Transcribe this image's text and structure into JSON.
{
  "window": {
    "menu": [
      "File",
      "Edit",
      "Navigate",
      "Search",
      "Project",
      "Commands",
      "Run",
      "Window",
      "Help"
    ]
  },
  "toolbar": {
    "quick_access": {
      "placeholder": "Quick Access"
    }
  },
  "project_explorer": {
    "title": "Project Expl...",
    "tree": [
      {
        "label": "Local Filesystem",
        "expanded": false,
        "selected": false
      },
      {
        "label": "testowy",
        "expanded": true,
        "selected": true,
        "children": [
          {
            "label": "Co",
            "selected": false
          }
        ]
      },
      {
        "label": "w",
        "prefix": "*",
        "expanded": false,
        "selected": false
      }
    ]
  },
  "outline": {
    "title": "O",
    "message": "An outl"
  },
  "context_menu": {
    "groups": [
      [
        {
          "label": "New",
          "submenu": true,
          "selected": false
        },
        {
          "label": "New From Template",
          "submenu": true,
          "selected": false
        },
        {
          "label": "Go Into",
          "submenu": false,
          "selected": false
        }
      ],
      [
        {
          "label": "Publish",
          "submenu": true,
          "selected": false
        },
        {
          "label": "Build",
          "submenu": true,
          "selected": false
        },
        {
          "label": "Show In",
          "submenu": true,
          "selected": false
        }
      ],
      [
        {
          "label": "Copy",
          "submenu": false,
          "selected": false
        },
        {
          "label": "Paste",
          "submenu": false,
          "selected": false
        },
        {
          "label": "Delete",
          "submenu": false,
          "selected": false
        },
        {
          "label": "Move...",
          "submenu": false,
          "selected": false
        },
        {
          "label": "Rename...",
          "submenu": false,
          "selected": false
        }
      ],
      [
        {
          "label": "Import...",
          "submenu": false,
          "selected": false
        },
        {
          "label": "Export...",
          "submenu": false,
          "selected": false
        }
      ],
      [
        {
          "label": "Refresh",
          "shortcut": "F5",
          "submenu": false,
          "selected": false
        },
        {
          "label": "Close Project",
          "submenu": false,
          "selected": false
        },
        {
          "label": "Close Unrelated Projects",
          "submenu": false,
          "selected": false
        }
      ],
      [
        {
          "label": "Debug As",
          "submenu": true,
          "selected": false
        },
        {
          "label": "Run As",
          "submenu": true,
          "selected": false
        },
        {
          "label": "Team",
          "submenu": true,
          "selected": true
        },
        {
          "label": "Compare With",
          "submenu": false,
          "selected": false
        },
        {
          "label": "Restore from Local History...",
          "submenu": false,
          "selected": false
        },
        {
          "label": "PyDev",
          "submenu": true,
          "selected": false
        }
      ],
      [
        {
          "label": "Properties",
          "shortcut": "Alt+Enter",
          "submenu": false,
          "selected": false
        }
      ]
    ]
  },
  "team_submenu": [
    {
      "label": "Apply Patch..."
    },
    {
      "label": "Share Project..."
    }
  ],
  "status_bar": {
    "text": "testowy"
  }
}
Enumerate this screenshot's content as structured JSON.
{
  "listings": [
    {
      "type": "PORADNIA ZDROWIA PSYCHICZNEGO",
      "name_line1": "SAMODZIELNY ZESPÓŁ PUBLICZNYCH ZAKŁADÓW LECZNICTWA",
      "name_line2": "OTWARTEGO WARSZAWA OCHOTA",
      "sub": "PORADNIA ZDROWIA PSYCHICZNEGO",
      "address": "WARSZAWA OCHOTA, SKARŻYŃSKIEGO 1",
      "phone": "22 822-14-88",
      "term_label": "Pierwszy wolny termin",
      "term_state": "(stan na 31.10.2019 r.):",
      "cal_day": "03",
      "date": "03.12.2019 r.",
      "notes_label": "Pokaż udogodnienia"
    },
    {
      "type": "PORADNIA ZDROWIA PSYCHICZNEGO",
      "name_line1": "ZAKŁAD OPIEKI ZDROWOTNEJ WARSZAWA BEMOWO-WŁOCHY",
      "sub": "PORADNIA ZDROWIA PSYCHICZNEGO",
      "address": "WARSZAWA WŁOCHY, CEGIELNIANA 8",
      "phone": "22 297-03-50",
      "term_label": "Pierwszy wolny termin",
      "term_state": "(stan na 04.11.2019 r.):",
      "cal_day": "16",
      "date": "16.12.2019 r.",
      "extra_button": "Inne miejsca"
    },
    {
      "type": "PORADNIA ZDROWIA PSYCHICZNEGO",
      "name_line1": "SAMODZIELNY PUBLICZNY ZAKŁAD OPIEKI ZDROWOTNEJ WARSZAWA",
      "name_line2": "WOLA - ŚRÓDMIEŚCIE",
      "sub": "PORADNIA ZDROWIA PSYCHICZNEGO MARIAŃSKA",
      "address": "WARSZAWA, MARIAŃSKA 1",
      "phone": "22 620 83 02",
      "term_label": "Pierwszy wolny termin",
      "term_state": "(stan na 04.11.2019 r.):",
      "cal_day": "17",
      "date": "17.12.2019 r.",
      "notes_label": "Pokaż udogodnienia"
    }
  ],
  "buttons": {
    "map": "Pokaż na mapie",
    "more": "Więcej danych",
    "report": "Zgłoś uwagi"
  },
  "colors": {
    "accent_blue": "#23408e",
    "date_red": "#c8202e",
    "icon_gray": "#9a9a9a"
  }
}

········

Task
Please quote every record above exactly as it appears.

Completed exercise
Transcribe this image's text and structure into JSON.
{
  "window": {
    "menu": [
      "File",
      "Edit",
      "Navigate",
      "Search",
      "Project",
      "Commands",
      "Run",
      "Window",
      "Help"
    ]
  },
  "toolbar": {
    "quick_access": {
      "placeholder": "Quick Access"
    }
  },
  "project_explorer": {
    "title": "Project Expl...",
    "tree": [
      {
        "label": "Local Filesystem",
        "expanded": false,
        "selected": false
      },
      {
        "label": "testowy",
        "expanded": true,
        "selected": true,
        "children": [
          {
            "label": "Co",
            "selected": false
          }
        ]
      },
      {
        "label": "w",
        "prefix": "*",
        "expanded": false,
        "selected": false
      }
    ]
  },
  "outline": {
    "title": "O",
    "message": "An outl"
  },
  "context_menu": {
    "groups": [
      [
        {
          "label": "New",
          "submenu": true,
          "selected": false
        },
        {
          "label": "New From Template",
          "submenu": true,
          "selected": false
        },
        {
          "label": "Go Into",
          "submenu": false,
          "selected": false
        }
      ],
      [
        {
          "label": "Publish",
          "submenu": true,
          "selected": false
        },
        {
          "label": "Build",
          "submenu": true,
          "selected": false
        },
        {
          "label": "Show In",
          "submenu": true,
          "selected": false
        }
      ],
      [
        {
          "label": "Copy",
          "submenu": false,
          "selected": false
        },
        {
          "label": "Paste",
          "submenu": false,
          "selected": false
        },
        {
          "label": "Delete",
          "submenu": false,
          "selected": false
        },
        {
          "label": "Move...",
          "submenu": false,
          "selected": false
        },
        {
          "label": "Rename...",
          "submenu": false,
          "selected": false
        }
      ],
      [
        {
          "label": "Import...",
          "submenu": false,
          "selected": false
        },
        {
          "label": "Export...",
          "submenu": false,
          "selected": false
        }
      ],
      [
        {
          "label": "Refresh",
          "shortcut": "F5",
          "submenu": false,
          "selected": false
        },
        {
          "label": "Close Project",
          "submenu": false,
          "selected": false
        },
        {
          "label": "Close Unrelated Projects",
          "submenu": false,
          "selected": false
        }
      ],
      [
        {
          "label": "Debug As",
          "submenu": true,
          "selected": false
        },
        {
          "label": "Run As",
          "submenu": true,
          "selected": false
        },
        {
          "label": "Team",
          "submenu": true,
          "selected": true
        },
        {
          "label": "Compare With",
          "submenu": false,
          "selected": false
        },
        {
          "label": "Restore from Local History...",
          "submenu": false,
          "selected": false
        },
        {
          "label": "PyDev",
          "submenu": true,
          "selected": false
        }
      ],
      [
        {
          "label": "Properties",
          "shortcut": "Alt+Enter",
          "submenu": false,
          "selected": false
        }
      ]
    ]
  },
  "team_submenu": [
    {
      "label": "Apply Patch..."
    },
    {
      "label": "Share Project..."
    }
  ],
  "status_bar": {
    "text": "testowy"
  }
}
Enumerate this screenshot's content as structured JSON.
{
  "listings": [
    {
      "type": "PORADNIA ZDROWIA PSYCHICZNEGO",
      "name_line1": "SAMODZIELNY ZESPÓŁ PUBLICZNYCH ZAKŁADÓW LECZNICTWA",
      "name_line2": "OTWARTEGO WARSZAWA OCHOTA",
      "sub": "PORADNIA ZDROWIA PSYCHICZNEGO",
      "address": "WARSZAWA OCHOTA, SKARŻYŃSKIEGO 1",
      "phone": "22 822-14-88",
      "term_label": "Pierwszy wolny termin",
      "term_state": "(stan na 31.10.2019 r.):",
      "cal_day": "03",
      "date": "03.12.2019 r.",
      "notes_label": "Pokaż udogodnienia"
    },
    {
      "type": "PORADNIA ZDROWIA PSYCHICZNEGO",
      "name_line1": "ZAKŁAD OPIEKI ZDROWOTNEJ WARSZAWA BEMOWO-WŁOCHY",
      "sub": "PORADNIA ZDROWIA PSYCHICZNEGO",
      "address": "WARSZAWA WŁOCHY, CEGIELNIANA 8",
      "phone": "22 297-03-50",
      "term_label": "Pierwszy wolny termin",
      "term_state": "(stan na 04.11.2019 r.):",
      "cal_day": "16",
      "date": "16.12.2019 r.",
      "extra_button": "Inne miejsca"
    },
    {
      "type": "PORADNIA ZDROWIA PSYCHICZNEGO",
      "name_line1": "SAMODZIELNY PUBLICZNY ZAKŁAD OPIEKI ZDROWOTNEJ WARSZAWA",
      "name_line2": "WOLA - ŚRÓDMIEŚCIE",
      "sub": "PORADNIA ZDROWIA PSYCHICZNEGO MARIAŃSKA",
      "address": "WARSZAWA, MARIAŃSKA 1",
      "phone": "22 620 83 02",
      "term_label": "Pierwszy wolny termin",
      "term_state": "(stan na 04.11.2019 r.):",
      "cal_day": "17",
      "date": "17.12.2019 r.",
      "notes_label": "Pokaż udogodnienia"
    }
  ],
  "buttons": {
    "map": "Pokaż na mapie",
    "more": "Więcej danych",
    "report": "Zgłoś uwagi"
  },
  "colors": {
    "accent_blue": "#23408e",
    "date_red": "#c8202e",
    "icon_gray": "#9a9a9a"
  }
}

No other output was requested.